[START SUPPLIED MATERIAL]

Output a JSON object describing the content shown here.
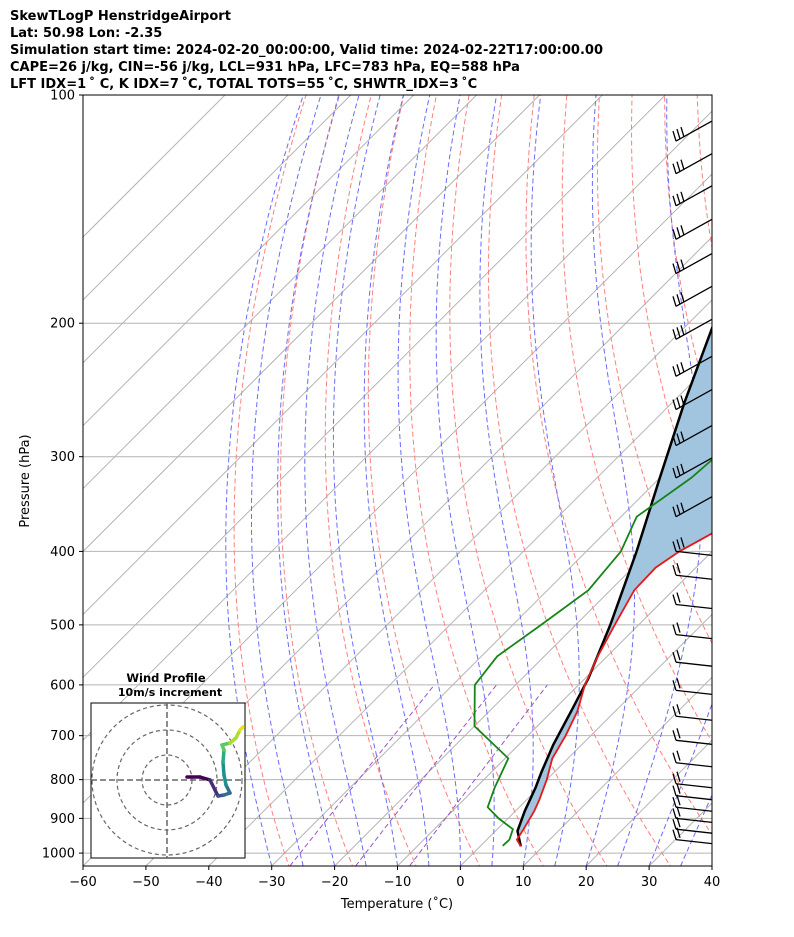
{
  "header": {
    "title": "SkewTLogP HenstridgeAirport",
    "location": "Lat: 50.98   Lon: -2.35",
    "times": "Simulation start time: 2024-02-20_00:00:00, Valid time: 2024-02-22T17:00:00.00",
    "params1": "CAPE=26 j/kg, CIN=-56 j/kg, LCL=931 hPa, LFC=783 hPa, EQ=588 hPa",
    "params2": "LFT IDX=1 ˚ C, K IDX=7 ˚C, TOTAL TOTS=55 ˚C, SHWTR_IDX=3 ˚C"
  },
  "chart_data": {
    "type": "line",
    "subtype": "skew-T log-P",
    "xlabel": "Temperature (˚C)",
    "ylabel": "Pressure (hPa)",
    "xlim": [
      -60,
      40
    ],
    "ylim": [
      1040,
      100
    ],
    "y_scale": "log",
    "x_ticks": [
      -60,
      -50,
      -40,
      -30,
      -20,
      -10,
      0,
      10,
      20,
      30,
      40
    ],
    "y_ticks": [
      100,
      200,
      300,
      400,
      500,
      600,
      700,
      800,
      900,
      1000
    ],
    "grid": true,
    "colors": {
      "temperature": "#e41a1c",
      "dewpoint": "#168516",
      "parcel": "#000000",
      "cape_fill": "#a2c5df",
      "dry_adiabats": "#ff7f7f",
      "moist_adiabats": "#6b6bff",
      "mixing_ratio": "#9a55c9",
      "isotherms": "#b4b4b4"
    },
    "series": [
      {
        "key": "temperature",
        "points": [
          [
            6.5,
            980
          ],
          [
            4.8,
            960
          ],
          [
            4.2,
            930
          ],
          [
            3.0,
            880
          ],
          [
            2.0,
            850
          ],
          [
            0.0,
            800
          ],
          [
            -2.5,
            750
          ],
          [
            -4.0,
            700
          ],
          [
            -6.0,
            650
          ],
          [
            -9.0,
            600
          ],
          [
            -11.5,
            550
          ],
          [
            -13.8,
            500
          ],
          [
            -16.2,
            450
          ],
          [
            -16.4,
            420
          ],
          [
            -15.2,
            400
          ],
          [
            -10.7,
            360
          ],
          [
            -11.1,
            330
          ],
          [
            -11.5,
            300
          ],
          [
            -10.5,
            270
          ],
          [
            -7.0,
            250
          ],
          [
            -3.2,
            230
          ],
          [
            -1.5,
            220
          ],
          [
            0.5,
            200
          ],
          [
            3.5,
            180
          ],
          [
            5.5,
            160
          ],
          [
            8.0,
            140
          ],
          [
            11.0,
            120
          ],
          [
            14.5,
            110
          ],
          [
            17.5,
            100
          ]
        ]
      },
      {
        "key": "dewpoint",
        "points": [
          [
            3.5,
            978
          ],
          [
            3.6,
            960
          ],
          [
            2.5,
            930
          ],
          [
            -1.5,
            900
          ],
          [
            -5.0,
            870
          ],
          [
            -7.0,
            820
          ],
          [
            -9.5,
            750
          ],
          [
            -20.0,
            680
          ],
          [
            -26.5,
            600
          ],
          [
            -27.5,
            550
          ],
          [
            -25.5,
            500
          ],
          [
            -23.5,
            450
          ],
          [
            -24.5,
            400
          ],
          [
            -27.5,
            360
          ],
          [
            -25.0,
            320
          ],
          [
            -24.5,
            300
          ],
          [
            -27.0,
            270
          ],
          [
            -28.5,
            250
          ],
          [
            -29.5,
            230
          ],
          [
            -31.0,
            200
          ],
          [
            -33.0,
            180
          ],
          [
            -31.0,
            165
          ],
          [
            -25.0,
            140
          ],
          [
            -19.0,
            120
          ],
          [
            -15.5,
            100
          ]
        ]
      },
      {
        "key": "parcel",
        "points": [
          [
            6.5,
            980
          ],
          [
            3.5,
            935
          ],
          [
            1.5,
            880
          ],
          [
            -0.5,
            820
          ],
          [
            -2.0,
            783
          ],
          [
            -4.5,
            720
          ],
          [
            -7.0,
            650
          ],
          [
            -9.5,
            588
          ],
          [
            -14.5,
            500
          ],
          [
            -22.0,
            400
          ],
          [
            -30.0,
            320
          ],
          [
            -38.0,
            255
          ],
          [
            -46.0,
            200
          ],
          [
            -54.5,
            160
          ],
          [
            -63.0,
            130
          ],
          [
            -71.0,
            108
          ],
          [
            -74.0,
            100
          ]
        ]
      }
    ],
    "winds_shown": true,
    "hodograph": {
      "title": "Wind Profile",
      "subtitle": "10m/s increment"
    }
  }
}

[END SUPPLIED MATERIAL]
[START SUPPLIED MATERIAL]

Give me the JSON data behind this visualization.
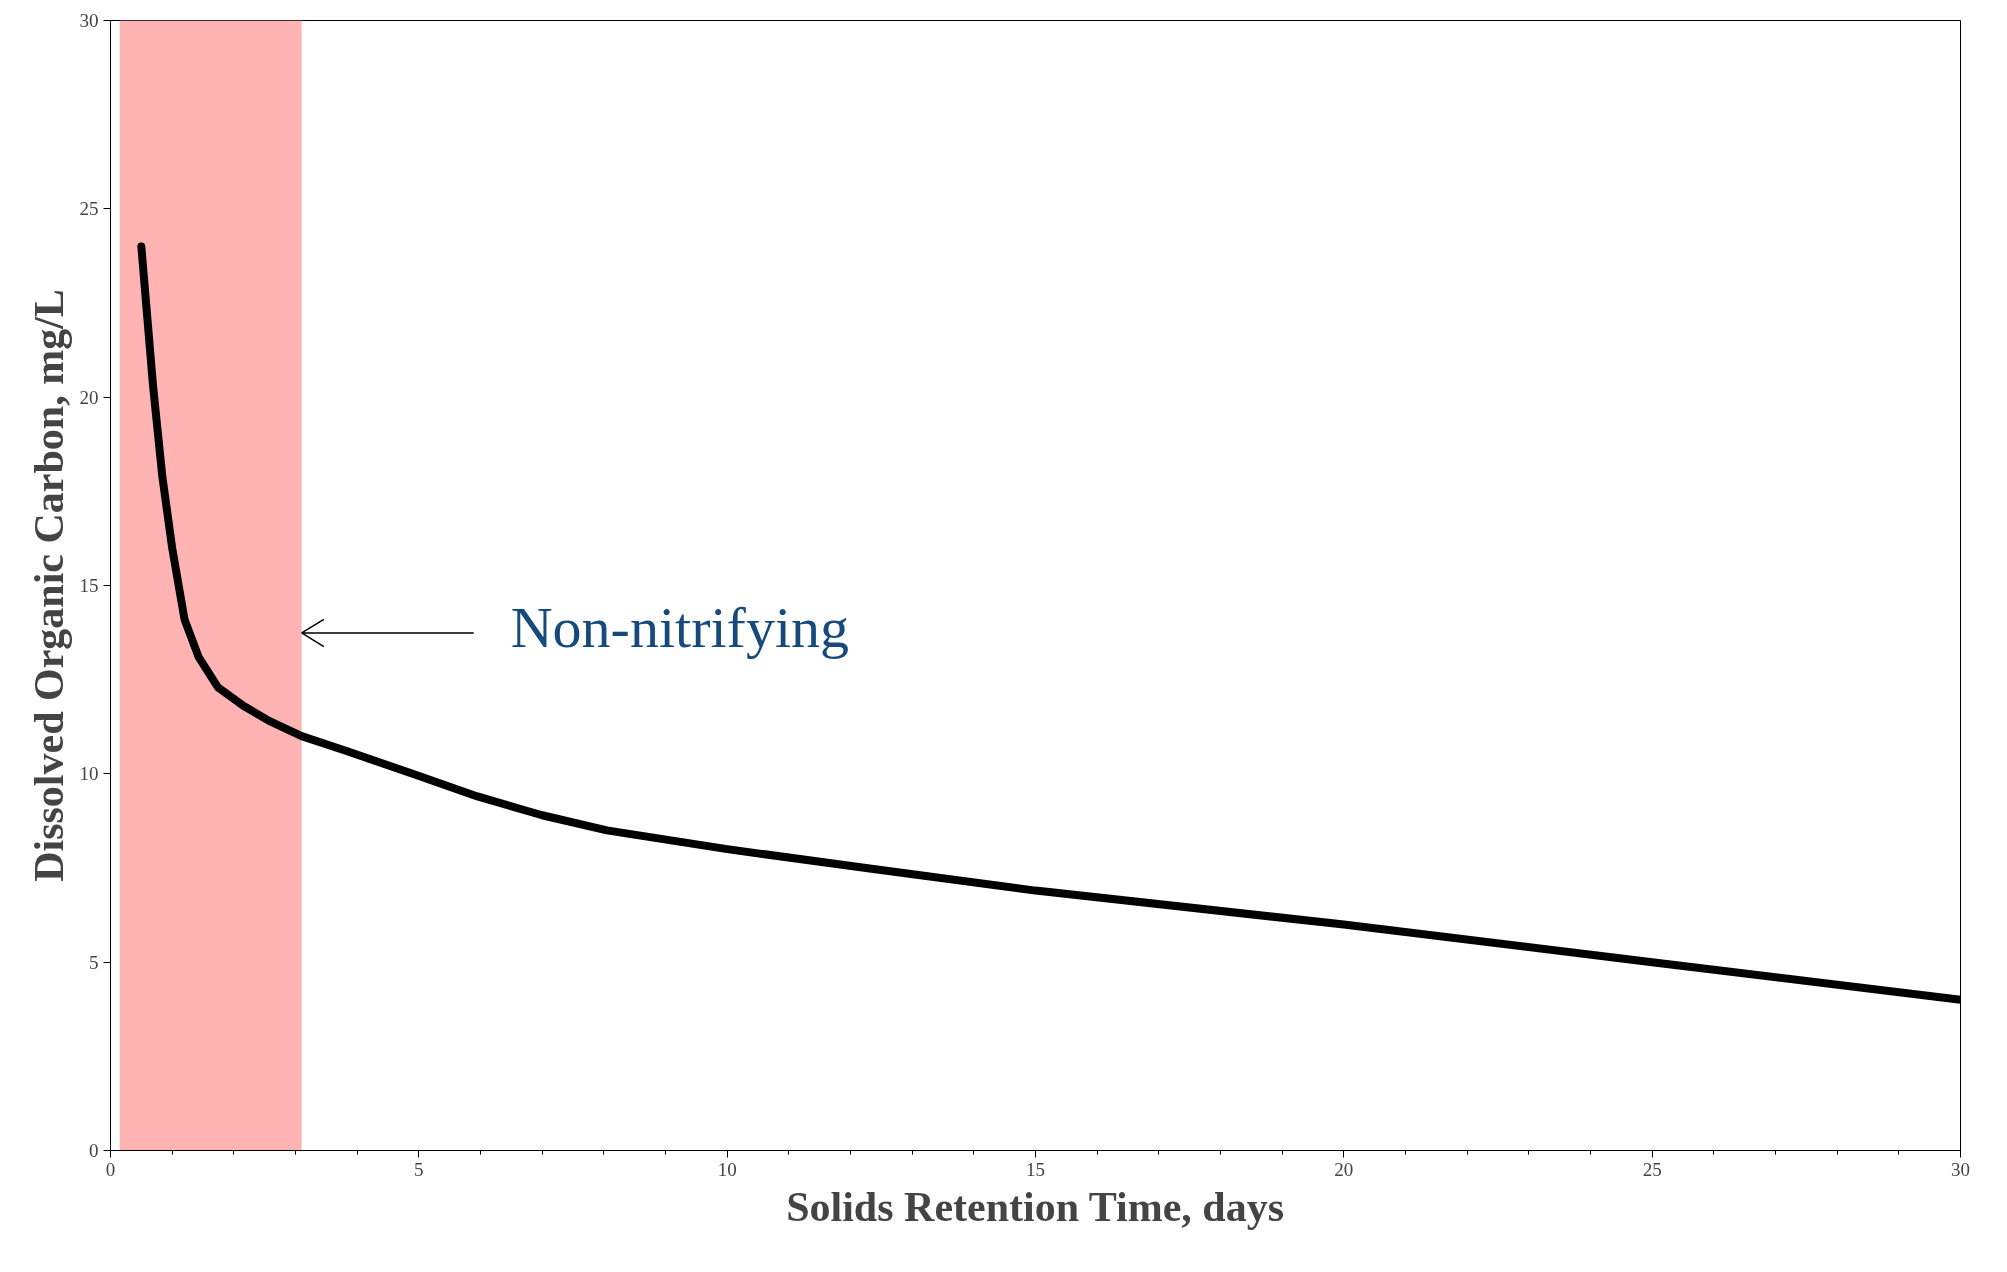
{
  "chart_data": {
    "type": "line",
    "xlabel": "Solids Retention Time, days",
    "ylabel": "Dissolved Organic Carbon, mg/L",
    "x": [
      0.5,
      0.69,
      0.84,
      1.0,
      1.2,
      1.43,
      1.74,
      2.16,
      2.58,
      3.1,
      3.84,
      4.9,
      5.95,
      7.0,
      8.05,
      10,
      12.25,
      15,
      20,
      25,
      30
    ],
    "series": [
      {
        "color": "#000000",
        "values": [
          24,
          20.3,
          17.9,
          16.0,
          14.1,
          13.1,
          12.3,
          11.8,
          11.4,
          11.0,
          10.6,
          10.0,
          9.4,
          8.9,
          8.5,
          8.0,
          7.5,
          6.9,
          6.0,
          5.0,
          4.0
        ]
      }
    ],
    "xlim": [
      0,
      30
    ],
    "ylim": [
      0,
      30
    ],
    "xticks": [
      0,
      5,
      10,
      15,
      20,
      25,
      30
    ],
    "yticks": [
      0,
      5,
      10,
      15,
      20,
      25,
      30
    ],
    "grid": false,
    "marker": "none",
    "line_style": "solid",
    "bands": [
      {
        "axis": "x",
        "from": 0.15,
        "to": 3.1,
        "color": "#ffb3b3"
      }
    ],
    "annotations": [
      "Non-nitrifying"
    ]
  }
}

[END SUPPLIED MATERIAL]

__WHAT YOU HAVE TO DO__.
State how many lines in the entries above include the word "ylabel"; reply with the number alone.

__EXERCISE SOLUTION__.
2